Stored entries

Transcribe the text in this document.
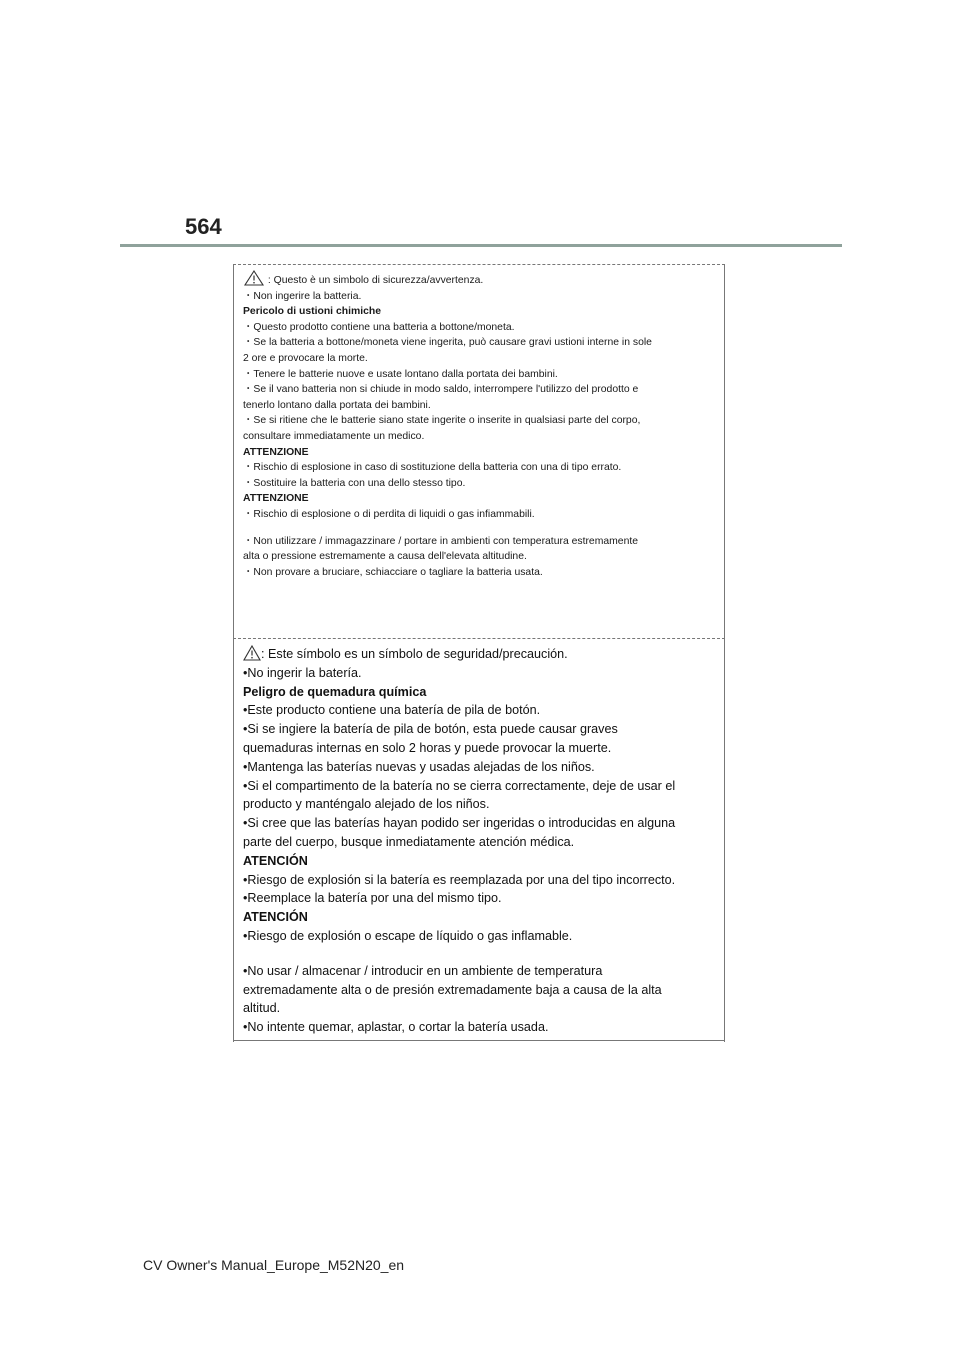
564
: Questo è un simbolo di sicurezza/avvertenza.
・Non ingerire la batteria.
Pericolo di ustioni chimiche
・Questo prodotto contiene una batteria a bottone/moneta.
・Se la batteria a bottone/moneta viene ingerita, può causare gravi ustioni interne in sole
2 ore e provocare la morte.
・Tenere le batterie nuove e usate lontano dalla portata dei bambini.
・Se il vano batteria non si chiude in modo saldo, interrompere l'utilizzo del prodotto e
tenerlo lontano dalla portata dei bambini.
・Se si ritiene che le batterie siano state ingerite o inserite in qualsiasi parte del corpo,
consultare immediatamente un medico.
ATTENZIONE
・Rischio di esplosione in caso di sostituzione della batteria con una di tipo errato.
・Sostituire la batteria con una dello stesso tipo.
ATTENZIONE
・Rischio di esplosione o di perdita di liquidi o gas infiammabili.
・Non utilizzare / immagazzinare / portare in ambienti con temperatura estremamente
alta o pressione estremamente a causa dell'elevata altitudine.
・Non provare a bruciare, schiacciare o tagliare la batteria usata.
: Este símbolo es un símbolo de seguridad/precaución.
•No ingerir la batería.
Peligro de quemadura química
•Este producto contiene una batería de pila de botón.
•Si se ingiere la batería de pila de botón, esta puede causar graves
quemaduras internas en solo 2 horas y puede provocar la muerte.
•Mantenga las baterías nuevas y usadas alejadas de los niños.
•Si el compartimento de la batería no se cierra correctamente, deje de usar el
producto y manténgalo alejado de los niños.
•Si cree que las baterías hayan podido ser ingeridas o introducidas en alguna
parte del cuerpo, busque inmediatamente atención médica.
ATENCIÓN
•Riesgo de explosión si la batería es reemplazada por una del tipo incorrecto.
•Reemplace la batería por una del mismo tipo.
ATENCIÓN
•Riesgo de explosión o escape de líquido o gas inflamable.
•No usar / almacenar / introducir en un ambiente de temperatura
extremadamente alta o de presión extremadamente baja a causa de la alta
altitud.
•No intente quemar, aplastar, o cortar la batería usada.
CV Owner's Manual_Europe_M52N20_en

**Directive:** Report how many lines contain "moneta". Give nothing but the number.

**Reply to the task:** 2